## Exercise instructions
Please continue the passage about Hubby's art practice, picking up after its final sentence.

## Exercise passage

━━━

Hubby’s practice is wide-ranging, including collage, drawing, printmaking, sculpture, video, VR and photography. While humor is what grounds her practice, she explores themes of ritual, construction, identity, community, and the constantly changing notion of self and other within all of those interrelated categories. In addition to her individual practice, Hubby is known for her extensive collaborative projects and curatorial work—engaging diverse communities and often existing in settings that challenge the conventions of exhibition spaces, celebrating collaboration and resisting easy categorization.

━━━

## Given entries
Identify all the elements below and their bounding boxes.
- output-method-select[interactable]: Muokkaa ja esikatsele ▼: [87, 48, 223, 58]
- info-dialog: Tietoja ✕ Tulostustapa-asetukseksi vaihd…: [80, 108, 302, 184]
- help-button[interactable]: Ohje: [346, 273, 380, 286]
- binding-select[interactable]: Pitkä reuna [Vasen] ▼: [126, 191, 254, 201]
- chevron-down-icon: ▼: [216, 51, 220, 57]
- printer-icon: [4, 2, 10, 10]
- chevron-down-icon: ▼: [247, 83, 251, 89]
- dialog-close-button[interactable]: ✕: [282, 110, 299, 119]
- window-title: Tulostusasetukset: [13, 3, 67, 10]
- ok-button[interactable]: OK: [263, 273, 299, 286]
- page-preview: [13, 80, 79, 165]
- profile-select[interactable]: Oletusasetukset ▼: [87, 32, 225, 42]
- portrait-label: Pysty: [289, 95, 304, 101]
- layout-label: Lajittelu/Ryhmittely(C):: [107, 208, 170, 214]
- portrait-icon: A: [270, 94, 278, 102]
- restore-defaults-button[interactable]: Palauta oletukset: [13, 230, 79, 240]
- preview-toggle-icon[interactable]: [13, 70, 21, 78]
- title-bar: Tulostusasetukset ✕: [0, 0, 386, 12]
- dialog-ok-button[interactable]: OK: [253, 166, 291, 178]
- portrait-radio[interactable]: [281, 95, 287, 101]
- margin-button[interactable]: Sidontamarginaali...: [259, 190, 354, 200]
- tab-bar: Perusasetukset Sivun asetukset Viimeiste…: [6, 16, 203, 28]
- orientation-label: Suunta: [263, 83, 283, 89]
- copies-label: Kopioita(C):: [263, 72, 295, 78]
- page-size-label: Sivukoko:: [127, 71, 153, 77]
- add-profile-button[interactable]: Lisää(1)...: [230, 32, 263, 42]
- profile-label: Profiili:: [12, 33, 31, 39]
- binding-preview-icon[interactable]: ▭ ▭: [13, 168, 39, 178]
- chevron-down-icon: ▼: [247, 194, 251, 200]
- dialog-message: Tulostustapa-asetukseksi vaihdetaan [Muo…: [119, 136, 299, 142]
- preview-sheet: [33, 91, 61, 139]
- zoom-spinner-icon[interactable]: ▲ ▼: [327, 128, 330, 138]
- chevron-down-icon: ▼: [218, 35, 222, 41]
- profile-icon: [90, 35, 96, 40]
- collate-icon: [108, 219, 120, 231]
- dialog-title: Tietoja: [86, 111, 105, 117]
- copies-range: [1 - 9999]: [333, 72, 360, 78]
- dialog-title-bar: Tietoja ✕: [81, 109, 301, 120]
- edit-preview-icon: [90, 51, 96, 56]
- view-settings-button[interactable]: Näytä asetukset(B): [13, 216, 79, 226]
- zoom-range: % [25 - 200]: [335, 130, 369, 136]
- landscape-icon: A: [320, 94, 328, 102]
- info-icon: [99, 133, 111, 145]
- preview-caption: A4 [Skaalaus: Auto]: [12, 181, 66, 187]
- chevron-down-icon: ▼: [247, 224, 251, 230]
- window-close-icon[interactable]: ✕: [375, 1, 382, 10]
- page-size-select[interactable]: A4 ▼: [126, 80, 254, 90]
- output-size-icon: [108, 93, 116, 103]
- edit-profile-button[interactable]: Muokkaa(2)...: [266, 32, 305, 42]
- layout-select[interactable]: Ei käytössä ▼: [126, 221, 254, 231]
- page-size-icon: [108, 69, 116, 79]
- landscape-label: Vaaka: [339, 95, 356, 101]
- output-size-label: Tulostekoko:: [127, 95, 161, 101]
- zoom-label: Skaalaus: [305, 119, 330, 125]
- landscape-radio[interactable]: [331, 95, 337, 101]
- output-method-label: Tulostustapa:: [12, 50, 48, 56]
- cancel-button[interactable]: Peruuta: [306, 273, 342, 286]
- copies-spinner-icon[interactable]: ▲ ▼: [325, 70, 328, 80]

━━━

## Exercise answer
Hubby’s work has been widely exhibited including solo exhibitions at Klowden Mann (Los Angeles), The Erotic Heritage Museum (Las Vegas), and Lora Reynold Gallery (Austin). Group exhibitions in Los Angeles include Klowden Mann, Santa Monica Museum of Art, LAND (Los Angeles Nomadic Division), ForYourArt, Side Street Projects, and The Center for the Arts Eagle Rock. Hubby and her projects have been featured in numerous media outlets including ARTFORUM, The New York Times, T Style Magazine, W Magazine, NPR, Los Angeles Times, Curbed, and LAWeekly.